Some records
________________________________________

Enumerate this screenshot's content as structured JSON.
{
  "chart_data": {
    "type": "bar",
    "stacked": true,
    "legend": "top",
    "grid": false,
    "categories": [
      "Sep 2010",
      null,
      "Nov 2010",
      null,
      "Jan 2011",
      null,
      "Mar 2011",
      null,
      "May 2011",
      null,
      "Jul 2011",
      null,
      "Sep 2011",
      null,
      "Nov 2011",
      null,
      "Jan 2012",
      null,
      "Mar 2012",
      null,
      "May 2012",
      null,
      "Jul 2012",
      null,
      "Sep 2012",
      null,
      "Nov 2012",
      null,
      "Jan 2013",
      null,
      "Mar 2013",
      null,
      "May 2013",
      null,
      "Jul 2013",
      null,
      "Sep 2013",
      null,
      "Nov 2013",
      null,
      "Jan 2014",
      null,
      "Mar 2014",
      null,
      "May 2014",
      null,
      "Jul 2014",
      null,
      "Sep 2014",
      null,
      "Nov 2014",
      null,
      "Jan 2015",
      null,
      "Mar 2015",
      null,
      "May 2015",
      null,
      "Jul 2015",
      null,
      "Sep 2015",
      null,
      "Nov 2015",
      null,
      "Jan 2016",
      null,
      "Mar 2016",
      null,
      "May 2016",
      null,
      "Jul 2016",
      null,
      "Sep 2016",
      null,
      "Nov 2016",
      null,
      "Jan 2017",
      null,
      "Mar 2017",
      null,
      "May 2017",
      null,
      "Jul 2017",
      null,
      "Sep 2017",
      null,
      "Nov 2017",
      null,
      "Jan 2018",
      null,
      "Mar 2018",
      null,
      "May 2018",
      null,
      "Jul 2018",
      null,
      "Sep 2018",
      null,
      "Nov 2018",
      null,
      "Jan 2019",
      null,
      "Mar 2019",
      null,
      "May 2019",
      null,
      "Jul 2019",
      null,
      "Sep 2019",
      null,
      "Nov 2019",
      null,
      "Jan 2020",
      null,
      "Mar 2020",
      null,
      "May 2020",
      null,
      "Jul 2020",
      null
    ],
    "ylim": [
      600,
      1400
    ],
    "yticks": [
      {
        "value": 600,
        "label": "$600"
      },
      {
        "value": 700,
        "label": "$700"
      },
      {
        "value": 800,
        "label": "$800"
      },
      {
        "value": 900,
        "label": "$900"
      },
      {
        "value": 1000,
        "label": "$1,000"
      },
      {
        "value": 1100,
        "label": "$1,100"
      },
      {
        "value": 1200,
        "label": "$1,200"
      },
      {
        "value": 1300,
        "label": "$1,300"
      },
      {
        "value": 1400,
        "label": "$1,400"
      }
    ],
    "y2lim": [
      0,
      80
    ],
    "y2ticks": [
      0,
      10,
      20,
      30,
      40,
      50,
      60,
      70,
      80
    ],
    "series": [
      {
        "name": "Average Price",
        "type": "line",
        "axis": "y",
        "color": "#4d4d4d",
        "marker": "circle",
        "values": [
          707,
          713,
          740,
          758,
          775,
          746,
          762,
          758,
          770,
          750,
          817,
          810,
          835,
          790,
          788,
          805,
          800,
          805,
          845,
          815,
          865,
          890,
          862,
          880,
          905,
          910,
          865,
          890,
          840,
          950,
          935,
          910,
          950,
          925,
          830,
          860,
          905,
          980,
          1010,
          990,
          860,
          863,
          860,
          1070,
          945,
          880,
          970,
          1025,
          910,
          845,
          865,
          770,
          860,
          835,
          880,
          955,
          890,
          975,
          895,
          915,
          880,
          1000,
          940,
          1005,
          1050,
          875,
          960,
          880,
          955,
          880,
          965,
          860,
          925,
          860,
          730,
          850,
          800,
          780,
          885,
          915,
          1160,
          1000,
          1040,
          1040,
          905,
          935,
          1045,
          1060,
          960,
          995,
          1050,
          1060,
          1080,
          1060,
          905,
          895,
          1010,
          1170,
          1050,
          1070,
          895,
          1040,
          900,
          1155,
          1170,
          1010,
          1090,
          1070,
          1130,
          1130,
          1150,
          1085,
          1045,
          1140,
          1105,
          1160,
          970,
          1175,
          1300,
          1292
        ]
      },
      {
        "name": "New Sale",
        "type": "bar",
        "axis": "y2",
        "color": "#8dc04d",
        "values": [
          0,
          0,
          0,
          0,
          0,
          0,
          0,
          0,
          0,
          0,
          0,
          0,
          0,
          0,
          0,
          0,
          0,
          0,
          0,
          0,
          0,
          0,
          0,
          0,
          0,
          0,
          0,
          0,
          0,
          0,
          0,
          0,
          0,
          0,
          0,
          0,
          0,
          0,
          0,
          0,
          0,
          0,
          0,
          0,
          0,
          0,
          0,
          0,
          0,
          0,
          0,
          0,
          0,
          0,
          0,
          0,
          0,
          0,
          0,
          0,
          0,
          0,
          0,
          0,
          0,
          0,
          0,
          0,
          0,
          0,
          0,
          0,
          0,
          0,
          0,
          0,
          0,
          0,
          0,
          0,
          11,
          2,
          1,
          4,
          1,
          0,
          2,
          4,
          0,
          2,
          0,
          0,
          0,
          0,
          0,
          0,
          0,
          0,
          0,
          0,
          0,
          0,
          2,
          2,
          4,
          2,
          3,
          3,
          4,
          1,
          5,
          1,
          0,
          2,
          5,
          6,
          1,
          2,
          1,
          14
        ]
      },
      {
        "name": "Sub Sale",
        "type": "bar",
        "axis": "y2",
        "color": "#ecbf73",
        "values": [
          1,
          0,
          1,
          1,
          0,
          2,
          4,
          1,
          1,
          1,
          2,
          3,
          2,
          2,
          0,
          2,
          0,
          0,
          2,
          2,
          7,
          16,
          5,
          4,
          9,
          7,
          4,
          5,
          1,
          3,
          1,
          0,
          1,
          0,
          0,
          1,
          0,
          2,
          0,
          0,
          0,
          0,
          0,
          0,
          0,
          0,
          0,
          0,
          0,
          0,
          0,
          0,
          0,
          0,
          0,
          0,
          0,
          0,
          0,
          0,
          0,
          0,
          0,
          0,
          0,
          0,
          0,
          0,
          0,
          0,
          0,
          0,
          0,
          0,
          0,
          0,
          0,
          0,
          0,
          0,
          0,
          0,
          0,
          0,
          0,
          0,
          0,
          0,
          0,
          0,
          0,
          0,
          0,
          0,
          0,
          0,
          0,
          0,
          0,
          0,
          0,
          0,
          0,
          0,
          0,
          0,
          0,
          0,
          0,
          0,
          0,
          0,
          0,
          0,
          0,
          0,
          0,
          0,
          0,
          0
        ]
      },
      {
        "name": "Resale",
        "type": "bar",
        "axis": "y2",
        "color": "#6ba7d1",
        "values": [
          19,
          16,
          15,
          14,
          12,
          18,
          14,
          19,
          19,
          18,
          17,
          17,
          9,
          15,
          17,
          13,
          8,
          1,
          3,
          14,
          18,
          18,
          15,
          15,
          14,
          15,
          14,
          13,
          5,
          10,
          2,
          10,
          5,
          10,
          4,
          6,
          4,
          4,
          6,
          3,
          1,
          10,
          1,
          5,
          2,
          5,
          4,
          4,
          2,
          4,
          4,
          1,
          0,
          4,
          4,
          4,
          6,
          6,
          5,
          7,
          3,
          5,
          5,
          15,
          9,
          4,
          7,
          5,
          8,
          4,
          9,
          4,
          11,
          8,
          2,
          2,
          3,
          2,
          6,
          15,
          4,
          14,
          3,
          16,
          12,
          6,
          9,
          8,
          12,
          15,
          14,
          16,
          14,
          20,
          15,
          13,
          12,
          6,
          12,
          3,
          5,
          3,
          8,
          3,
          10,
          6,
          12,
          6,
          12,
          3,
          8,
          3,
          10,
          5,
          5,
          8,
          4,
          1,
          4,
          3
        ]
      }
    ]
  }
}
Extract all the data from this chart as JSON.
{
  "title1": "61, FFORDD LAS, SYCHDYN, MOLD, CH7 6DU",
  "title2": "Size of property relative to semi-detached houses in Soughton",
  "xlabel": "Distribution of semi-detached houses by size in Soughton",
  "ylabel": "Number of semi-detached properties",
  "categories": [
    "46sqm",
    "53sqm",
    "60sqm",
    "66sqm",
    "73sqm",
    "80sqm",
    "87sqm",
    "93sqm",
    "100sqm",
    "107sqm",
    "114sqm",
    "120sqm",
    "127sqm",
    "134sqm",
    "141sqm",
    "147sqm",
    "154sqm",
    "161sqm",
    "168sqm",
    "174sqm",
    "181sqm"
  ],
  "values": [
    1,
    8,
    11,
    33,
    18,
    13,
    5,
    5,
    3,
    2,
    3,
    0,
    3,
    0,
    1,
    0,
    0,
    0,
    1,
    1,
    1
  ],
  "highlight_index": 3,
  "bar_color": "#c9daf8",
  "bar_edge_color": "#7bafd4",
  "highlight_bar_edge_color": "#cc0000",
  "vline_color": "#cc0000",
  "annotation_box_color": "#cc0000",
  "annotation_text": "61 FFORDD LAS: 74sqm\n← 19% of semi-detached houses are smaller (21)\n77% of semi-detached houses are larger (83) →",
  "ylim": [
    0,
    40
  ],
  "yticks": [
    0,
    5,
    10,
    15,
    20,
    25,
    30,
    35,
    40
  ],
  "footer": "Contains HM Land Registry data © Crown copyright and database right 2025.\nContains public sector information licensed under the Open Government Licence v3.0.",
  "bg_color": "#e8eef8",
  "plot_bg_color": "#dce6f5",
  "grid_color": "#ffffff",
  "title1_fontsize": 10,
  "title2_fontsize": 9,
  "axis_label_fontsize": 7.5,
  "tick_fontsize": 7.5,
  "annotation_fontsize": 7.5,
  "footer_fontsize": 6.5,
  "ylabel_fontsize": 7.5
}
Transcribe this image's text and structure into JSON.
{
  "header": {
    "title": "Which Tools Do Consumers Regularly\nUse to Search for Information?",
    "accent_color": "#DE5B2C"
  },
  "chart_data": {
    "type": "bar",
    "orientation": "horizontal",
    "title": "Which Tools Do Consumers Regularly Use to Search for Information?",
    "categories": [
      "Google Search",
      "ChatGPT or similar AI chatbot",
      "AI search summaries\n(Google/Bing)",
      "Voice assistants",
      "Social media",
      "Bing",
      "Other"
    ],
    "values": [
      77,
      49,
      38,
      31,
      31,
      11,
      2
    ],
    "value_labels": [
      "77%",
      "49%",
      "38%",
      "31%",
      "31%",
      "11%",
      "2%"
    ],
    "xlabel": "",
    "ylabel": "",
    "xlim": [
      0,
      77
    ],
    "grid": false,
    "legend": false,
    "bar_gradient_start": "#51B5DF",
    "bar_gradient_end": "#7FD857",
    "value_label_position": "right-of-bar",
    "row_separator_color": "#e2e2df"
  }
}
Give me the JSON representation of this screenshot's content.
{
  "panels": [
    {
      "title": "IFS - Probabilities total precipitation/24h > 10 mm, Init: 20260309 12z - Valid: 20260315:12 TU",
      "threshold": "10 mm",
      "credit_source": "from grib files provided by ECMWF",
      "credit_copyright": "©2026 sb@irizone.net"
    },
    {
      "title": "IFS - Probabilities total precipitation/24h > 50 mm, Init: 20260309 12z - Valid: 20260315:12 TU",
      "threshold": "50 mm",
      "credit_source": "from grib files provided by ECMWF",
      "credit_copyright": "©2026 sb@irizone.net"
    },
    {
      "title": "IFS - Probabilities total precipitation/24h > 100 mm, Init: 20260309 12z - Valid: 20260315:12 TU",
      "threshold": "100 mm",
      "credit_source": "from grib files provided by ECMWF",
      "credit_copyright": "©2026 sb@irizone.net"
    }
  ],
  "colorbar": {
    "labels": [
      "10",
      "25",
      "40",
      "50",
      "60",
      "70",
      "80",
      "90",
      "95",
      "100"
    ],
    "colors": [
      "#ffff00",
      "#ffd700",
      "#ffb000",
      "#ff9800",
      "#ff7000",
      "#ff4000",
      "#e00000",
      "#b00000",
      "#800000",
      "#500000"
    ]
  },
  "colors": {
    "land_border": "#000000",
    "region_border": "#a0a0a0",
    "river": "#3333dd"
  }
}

________________________________________

> TASK OBJECTIVE:
Working from the material above, state how many lines contain "Which"; give only the number.

> ANSWER:
2